» **Data entries**
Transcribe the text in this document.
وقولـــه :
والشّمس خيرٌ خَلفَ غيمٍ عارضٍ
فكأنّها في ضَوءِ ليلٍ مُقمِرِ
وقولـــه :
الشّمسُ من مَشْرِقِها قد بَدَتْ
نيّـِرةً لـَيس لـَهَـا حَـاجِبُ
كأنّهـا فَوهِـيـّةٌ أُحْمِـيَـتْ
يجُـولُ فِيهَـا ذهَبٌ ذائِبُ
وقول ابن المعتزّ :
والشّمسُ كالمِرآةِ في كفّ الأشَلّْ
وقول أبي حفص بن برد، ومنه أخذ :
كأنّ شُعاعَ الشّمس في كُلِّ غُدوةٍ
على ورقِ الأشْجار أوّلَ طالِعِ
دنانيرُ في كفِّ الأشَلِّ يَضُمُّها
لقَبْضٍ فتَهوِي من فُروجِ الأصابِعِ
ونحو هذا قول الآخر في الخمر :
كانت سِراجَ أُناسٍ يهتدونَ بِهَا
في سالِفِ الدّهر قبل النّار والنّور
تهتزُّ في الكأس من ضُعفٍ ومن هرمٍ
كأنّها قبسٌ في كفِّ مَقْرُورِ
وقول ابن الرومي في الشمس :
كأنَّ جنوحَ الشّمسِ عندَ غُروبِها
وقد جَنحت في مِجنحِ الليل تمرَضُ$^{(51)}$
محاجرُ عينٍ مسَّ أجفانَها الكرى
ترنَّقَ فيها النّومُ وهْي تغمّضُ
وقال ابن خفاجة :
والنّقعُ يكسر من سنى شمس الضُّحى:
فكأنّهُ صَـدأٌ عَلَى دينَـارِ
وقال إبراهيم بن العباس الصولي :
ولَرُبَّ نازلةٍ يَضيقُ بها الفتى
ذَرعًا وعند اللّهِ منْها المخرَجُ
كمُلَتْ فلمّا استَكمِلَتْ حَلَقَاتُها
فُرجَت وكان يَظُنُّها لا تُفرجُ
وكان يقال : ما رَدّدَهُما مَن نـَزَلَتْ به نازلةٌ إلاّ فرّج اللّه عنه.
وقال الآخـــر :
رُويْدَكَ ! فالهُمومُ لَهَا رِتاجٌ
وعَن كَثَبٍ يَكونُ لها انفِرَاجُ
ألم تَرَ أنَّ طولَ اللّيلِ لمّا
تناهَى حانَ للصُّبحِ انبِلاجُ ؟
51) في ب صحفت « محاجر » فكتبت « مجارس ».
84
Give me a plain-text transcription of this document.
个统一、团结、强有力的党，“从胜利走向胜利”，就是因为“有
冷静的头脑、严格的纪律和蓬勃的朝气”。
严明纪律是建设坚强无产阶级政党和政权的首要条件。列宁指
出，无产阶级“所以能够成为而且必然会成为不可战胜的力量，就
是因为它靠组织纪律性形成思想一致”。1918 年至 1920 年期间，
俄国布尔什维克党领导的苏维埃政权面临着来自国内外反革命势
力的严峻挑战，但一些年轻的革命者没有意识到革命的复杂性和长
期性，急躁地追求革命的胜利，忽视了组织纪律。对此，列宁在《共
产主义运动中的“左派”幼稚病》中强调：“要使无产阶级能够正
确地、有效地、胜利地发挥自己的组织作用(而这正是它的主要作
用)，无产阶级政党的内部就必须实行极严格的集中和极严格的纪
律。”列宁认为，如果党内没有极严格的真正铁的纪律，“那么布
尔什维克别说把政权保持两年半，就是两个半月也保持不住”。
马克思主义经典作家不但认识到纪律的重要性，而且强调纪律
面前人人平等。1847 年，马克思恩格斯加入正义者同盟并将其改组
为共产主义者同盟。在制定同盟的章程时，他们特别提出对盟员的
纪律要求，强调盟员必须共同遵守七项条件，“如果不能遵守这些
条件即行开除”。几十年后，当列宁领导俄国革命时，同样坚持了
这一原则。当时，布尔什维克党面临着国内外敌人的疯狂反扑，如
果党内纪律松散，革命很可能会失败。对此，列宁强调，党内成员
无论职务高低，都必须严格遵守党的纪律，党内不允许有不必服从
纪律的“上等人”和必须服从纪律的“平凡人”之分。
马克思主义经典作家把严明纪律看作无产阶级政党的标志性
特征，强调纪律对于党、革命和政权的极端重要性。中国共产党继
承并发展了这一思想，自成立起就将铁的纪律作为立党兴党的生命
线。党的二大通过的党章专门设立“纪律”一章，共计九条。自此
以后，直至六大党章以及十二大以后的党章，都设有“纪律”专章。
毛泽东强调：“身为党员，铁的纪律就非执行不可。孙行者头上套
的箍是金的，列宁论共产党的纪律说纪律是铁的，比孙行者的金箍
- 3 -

» **OBJECTIVE**
Retype all of the entries precisely as they are.

» **EXERCISE RESULT**
Transcribe the text in this document.
وقولـــه :
والشّمس خيرٌ خَلفَ غيمٍ عارضٍ
فكأنّها في ضَوءِ ليلٍ مُقمِرِ
وقولـــه :
الشّمسُ من مَشْرِقِها قد بَدَتْ
نيّـِرةً لـَيس لـَهَـا حَـاجِبُ
كأنّهـا فَوهِـيـّةٌ أُحْمِـيَـتْ
يجُـولُ فِيهَـا ذهَبٌ ذائِبُ
وقول ابن المعتزّ :
والشّمسُ كالمِرآةِ في كفّ الأشَلّْ
وقول أبي حفص بن برد، ومنه أخذ :
كأنّ شُعاعَ الشّمس في كُلِّ غُدوةٍ
على ورقِ الأشْجار أوّلَ طالِعِ
دنانيرُ في كفِّ الأشَلِّ يَضُمُّها
لقَبْضٍ فتَهوِي من فُروجِ الأصابِعِ
ونحو هذا قول الآخر في الخمر :
كانت سِراجَ أُناسٍ يهتدونَ بِهَا
في سالِفِ الدّهر قبل النّار والنّور
تهتزُّ في الكأس من ضُعفٍ ومن هرمٍ
كأنّها قبسٌ في كفِّ مَقْرُورِ
وقول ابن الرومي في الشمس :
كأنَّ جنوحَ الشّمسِ عندَ غُروبِها
وقد جَنحت في مِجنحِ الليل تمرَضُ$^{(51)}$
محاجرُ عينٍ مسَّ أجفانَها الكرى
ترنَّقَ فيها النّومُ وهْي تغمّضُ
وقال ابن خفاجة :
والنّقعُ يكسر من سنى شمس الضُّحى:
فكأنّهُ صَـدأٌ عَلَى دينَـارِ
وقال إبراهيم بن العباس الصولي :
ولَرُبَّ نازلةٍ يَضيقُ بها الفتى
ذَرعًا وعند اللّهِ منْها المخرَجُ
كمُلَتْ فلمّا استَكمِلَتْ حَلَقَاتُها
فُرجَت وكان يَظُنُّها لا تُفرجُ
وكان يقال : ما رَدّدَهُما مَن نـَزَلَتْ به نازلةٌ إلاّ فرّج اللّه عنه.
وقال الآخـــر :
رُويْدَكَ ! فالهُمومُ لَهَا رِتاجٌ
وعَن كَثَبٍ يَكونُ لها انفِرَاجُ
ألم تَرَ أنَّ طولَ اللّيلِ لمّا
تناهَى حانَ للصُّبحِ انبِلاجُ ؟
51) في ب صحفت « محاجر » فكتبت « مجارس ».
84
Give me a plain-text transcription of this document.
个统一、团结、强有力的党，“从胜利走向胜利”，就是因为“有
冷静的头脑、严格的纪律和蓬勃的朝气”。
严明纪律是建设坚强无产阶级政党和政权的首要条件。列宁指
出，无产阶级“所以能够成为而且必然会成为不可战胜的力量，就
是因为它靠组织纪律性形成思想一致”。1918 年至 1920 年期间，
俄国布尔什维克党领导的苏维埃政权面临着来自国内外反革命势
力的严峻挑战，但一些年轻的革命者没有意识到革命的复杂性和长
期性，急躁地追求革命的胜利，忽视了组织纪律。对此，列宁在《共
产主义运动中的“左派”幼稚病》中强调：“要使无产阶级能够正
确地、有效地、胜利地发挥自己的组织作用(而这正是它的主要作
用)，无产阶级政党的内部就必须实行极严格的集中和极严格的纪
律。”列宁认为，如果党内没有极严格的真正铁的纪律，“那么布
尔什维克别说把政权保持两年半，就是两个半月也保持不住”。
马克思主义经典作家不但认识到纪律的重要性，而且强调纪律
面前人人平等。1847 年，马克思恩格斯加入正义者同盟并将其改组
为共产主义者同盟。在制定同盟的章程时，他们特别提出对盟员的
纪律要求，强调盟员必须共同遵守七项条件，“如果不能遵守这些
条件即行开除”。几十年后，当列宁领导俄国革命时，同样坚持了
这一原则。当时，布尔什维克党面临着国内外敌人的疯狂反扑，如
果党内纪律松散，革命很可能会失败。对此，列宁强调，党内成员
无论职务高低，都必须严格遵守党的纪律，党内不允许有不必服从
纪律的“上等人”和必须服从纪律的“平凡人”之分。
马克思主义经典作家把严明纪律看作无产阶级政党的标志性
特征，强调纪律对于党、革命和政权的极端重要性。中国共产党继
承并发展了这一思想，自成立起就将铁的纪律作为立党兴党的生命
线。党的二大通过的党章专门设立“纪律”一章，共计九条。自此
以后，直至六大党章以及十二大以后的党章，都设有“纪律”专章。
毛泽东强调：“身为党员，铁的纪律就非执行不可。孙行者头上套
的箍是金的，列宁论共产党的纪律说纪律是铁的，比孙行者的金箍
- 3 -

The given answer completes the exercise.